REQUIRED TASK » Take the data that follows and retype it word for word.

DATA IN THIS EXERCISE »

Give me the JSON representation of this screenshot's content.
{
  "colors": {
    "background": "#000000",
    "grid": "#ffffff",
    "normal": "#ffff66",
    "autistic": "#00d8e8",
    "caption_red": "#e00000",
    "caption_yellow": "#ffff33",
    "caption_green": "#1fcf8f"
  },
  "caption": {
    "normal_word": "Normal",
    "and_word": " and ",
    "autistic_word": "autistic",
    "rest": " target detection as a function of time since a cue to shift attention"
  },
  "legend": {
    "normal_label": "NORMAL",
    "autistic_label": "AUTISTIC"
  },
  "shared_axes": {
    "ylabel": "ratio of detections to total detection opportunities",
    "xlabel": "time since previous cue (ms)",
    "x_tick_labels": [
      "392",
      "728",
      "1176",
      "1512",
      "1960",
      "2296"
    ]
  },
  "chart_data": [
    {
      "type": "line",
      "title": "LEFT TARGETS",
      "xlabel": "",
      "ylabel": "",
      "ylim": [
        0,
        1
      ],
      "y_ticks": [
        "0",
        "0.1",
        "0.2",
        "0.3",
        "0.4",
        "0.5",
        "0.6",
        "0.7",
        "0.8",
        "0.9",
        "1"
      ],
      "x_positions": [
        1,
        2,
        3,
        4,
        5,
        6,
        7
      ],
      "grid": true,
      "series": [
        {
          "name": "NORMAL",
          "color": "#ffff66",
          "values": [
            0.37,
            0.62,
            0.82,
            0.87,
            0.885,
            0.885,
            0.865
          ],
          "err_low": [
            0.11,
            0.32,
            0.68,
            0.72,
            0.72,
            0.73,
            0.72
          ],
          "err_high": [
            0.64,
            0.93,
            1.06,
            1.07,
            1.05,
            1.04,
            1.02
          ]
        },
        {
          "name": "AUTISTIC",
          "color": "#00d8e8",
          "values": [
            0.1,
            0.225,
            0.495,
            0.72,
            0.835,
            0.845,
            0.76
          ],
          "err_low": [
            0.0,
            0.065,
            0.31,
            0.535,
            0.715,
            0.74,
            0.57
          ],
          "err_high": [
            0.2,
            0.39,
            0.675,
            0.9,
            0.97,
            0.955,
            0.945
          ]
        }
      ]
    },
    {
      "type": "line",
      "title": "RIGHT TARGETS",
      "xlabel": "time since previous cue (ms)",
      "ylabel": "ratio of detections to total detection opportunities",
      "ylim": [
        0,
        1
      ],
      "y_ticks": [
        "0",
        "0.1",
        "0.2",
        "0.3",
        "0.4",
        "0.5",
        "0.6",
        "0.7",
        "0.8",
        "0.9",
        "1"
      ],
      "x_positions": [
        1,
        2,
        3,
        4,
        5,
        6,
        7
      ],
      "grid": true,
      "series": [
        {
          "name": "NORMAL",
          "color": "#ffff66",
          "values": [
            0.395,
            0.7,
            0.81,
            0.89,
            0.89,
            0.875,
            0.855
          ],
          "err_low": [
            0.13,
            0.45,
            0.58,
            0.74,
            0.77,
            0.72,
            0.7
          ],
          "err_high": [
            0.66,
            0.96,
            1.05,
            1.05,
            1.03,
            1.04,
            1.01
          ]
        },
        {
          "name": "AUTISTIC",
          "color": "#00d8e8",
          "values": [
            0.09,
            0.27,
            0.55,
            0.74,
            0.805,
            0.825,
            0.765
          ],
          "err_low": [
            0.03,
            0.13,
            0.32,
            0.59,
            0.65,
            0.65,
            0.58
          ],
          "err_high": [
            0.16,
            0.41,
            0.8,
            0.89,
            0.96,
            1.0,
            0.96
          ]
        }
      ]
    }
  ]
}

EXERCISE ANSWER »
Give me the JSON representation of this screenshot's content.
{
  "colors": {
    "background": "#000000",
    "grid": "#ffffff",
    "normal": "#ffff66",
    "autistic": "#00d8e8",
    "caption_red": "#e00000",
    "caption_yellow": "#ffff33",
    "caption_green": "#1fcf8f"
  },
  "caption": {
    "normal_word": "Normal",
    "and_word": " and ",
    "autistic_word": "autistic",
    "rest": " target detection as a function of time since a cue to shift attention"
  },
  "legend": {
    "normal_label": "NORMAL",
    "autistic_label": "AUTISTIC"
  },
  "shared_axes": {
    "ylabel": "ratio of detections to total detection opportunities",
    "xlabel": "time since previous cue (ms)",
    "x_tick_labels": [
      "392",
      "728",
      "1176",
      "1512",
      "1960",
      "2296"
    ]
  },
  "chart_data": [
    {
      "type": "line",
      "title": "LEFT TARGETS",
      "xlabel": "",
      "ylabel": "",
      "ylim": [
        0,
        1
      ],
      "y_ticks": [
        "0",
        "0.1",
        "0.2",
        "0.3",
        "0.4",
        "0.5",
        "0.6",
        "0.7",
        "0.8",
        "0.9",
        "1"
      ],
      "x_positions": [
        1,
        2,
        3,
        4,
        5,
        6,
        7
      ],
      "grid": true,
      "series": [
        {
          "name": "NORMAL",
          "color": "#ffff66",
          "values": [
            0.37,
            0.62,
            0.82,
            0.87,
            0.885,
            0.885,
            0.865
          ],
          "err_low": [
            0.11,
            0.32,
            0.68,
            0.72,
            0.72,
            0.73,
            0.72
          ],
          "err_high": [
            0.64,
            0.93,
            1.06,
            1.07,
            1.05,
            1.04,
            1.02
          ]
        },
        {
          "name": "AUTISTIC",
          "color": "#00d8e8",
          "values": [
            0.1,
            0.225,
            0.495,
            0.72,
            0.835,
            0.845,
            0.76
          ],
          "err_low": [
            0.0,
            0.065,
            0.31,
            0.535,
            0.715,
            0.74,
            0.57
          ],
          "err_high": [
            0.2,
            0.39,
            0.675,
            0.9,
            0.97,
            0.955,
            0.945
          ]
        }
      ]
    },
    {
      "type": "line",
      "title": "RIGHT TARGETS",
      "xlabel": "time since previous cue (ms)",
      "ylabel": "ratio of detections to total detection opportunities",
      "ylim": [
        0,
        1
      ],
      "y_ticks": [
        "0",
        "0.1",
        "0.2",
        "0.3",
        "0.4",
        "0.5",
        "0.6",
        "0.7",
        "0.8",
        "0.9",
        "1"
      ],
      "x_positions": [
        1,
        2,
        3,
        4,
        5,
        6,
        7
      ],
      "grid": true,
      "series": [
        {
          "name": "NORMAL",
          "color": "#ffff66",
          "values": [
            0.395,
            0.7,
            0.81,
            0.89,
            0.89,
            0.875,
            0.855
          ],
          "err_low": [
            0.13,
            0.45,
            0.58,
            0.74,
            0.77,
            0.72,
            0.7
          ],
          "err_high": [
            0.66,
            0.96,
            1.05,
            1.05,
            1.03,
            1.04,
            1.01
          ]
        },
        {
          "name": "AUTISTIC",
          "color": "#00d8e8",
          "values": [
            0.09,
            0.27,
            0.55,
            0.74,
            0.805,
            0.825,
            0.765
          ],
          "err_low": [
            0.03,
            0.13,
            0.32,
            0.59,
            0.65,
            0.65,
            0.58
          ],
          "err_high": [
            0.16,
            0.41,
            0.8,
            0.89,
            0.96,
            1.0,
            0.96
          ]
        }
      ]
    }
  ]
}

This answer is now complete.